WHAT YOU ARE ASKED TO DO: For each line below that includes the word "JSON", make a copy.

TASK INPUTS:
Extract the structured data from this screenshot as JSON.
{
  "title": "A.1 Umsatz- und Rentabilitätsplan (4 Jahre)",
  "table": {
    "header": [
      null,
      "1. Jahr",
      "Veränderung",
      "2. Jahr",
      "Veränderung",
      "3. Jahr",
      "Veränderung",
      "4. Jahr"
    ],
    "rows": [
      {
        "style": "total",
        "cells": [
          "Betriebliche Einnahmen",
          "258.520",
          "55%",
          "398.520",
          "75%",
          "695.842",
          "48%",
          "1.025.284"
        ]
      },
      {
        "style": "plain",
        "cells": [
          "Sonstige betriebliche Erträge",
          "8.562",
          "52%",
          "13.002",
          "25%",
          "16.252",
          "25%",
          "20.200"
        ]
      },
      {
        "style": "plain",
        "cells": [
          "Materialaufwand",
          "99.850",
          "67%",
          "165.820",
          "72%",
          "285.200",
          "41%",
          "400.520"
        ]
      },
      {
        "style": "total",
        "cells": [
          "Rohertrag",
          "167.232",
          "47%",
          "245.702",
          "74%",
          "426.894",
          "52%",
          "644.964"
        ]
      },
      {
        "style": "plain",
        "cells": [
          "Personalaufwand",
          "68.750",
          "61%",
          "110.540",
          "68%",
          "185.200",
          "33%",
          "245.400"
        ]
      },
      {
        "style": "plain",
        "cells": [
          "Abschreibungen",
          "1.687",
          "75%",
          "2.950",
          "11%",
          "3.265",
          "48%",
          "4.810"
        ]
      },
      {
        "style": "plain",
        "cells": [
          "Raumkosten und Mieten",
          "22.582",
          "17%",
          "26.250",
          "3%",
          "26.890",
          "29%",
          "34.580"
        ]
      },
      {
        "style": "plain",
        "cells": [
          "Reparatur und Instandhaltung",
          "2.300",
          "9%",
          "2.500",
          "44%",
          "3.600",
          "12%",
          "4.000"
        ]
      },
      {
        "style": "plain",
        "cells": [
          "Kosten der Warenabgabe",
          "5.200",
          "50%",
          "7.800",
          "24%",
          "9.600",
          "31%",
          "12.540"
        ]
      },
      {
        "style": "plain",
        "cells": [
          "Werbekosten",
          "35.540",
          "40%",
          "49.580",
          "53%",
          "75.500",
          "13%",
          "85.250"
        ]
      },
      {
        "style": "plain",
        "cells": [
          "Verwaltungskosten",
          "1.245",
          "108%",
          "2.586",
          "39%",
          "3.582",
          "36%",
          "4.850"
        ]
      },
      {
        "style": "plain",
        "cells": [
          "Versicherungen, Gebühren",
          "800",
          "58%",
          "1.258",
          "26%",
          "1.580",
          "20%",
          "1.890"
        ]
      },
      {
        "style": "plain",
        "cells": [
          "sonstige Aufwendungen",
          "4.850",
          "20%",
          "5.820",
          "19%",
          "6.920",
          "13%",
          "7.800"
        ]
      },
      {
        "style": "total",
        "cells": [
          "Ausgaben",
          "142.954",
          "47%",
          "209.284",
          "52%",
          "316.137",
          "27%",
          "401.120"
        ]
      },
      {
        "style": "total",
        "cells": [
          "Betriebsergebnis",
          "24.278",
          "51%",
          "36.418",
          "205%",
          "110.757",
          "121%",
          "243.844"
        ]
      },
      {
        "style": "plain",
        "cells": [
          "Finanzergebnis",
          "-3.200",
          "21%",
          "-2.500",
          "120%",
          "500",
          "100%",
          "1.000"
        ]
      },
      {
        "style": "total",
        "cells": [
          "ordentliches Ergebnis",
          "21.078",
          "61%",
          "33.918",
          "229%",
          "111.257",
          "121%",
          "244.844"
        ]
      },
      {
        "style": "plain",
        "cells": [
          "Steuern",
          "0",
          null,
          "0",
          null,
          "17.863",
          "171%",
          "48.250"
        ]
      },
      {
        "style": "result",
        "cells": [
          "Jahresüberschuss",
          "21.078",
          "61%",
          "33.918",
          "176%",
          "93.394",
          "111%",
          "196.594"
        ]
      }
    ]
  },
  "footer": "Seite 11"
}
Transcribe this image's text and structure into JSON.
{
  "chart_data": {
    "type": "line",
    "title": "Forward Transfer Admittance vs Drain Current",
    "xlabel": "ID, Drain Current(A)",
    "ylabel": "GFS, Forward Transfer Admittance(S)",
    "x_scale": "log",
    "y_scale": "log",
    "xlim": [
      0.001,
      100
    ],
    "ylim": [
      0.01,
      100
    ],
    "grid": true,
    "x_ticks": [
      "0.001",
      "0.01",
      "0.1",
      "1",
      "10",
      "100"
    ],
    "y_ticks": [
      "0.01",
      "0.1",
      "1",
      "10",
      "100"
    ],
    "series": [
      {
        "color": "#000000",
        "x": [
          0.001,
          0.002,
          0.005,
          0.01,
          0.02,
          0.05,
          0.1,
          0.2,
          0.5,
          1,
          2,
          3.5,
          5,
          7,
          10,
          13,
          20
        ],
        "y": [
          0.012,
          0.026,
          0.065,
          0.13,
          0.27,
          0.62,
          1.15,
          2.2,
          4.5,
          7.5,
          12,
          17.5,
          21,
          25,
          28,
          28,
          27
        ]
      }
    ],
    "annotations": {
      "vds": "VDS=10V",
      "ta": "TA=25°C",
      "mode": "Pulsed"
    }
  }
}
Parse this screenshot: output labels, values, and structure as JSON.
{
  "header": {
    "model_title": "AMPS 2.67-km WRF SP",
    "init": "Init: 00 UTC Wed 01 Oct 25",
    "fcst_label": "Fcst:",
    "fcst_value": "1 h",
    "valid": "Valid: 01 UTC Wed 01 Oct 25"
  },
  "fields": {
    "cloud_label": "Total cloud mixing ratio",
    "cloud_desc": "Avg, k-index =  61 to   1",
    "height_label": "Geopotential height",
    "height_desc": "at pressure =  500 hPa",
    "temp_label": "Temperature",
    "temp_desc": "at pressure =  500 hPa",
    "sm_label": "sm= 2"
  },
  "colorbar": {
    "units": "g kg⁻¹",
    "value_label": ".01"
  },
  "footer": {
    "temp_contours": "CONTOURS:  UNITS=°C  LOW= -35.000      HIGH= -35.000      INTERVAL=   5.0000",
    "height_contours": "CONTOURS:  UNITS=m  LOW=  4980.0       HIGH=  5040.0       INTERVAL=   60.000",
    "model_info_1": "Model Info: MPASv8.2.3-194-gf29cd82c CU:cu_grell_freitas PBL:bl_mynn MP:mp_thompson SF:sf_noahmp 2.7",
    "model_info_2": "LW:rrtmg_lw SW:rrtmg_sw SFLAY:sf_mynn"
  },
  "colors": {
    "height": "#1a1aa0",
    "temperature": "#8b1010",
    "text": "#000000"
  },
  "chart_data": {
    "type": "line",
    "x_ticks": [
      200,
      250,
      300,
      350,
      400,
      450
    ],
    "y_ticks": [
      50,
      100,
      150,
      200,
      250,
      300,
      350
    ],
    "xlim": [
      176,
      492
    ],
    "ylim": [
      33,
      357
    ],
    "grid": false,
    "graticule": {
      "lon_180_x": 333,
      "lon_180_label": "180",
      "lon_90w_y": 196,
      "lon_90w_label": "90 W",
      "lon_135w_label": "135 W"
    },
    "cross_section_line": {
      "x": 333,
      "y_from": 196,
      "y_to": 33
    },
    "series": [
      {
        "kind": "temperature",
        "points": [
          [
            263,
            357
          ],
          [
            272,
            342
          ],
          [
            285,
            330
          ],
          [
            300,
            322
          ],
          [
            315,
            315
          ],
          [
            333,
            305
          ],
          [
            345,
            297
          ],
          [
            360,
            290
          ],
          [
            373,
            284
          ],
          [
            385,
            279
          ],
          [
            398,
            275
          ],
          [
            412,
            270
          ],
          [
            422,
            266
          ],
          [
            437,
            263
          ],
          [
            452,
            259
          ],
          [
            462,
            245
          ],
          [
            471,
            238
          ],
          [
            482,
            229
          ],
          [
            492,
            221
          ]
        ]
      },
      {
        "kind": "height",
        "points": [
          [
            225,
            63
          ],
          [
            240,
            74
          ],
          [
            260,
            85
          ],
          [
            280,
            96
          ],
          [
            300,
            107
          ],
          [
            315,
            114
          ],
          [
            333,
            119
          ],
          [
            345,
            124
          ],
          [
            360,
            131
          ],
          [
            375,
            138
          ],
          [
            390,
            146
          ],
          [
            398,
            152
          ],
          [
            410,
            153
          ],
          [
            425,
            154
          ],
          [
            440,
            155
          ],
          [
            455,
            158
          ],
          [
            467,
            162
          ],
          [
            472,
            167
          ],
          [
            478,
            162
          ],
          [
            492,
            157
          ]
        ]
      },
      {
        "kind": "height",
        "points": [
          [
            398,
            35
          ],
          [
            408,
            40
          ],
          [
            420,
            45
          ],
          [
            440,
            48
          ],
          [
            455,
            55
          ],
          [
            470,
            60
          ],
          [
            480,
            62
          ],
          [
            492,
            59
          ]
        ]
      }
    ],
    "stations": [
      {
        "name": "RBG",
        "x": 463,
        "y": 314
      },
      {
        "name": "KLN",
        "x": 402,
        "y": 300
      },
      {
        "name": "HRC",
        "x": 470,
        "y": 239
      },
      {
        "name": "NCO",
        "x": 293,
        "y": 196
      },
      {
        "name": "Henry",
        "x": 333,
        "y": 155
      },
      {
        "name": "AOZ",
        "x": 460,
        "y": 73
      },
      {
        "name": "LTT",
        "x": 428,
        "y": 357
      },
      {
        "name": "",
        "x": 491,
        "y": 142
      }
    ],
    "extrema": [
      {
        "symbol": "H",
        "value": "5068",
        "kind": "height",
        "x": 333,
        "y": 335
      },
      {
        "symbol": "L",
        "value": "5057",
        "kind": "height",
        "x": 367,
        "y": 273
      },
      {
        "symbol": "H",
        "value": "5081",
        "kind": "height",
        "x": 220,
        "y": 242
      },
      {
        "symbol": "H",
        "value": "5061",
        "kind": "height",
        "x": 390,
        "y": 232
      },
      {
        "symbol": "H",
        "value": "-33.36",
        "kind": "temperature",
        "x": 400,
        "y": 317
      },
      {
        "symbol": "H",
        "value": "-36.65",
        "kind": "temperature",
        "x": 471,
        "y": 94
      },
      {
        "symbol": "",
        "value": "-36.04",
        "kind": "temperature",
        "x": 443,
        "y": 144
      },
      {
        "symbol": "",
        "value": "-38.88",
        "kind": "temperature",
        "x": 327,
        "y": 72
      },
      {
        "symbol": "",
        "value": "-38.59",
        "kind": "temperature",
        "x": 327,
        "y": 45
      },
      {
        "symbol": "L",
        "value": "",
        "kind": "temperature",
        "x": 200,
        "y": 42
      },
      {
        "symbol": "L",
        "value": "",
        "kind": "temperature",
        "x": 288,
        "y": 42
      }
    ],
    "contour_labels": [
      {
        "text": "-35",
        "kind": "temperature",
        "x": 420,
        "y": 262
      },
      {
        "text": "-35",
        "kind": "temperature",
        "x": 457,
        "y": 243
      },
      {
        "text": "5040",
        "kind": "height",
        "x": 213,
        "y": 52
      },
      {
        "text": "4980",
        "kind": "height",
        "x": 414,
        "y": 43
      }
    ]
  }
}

FINISHED ANSWER:
Extract the structured data from this screenshot as JSON.
Transcribe this image's text and structure into JSON.
Parse this screenshot: output labels, values, and structure as JSON.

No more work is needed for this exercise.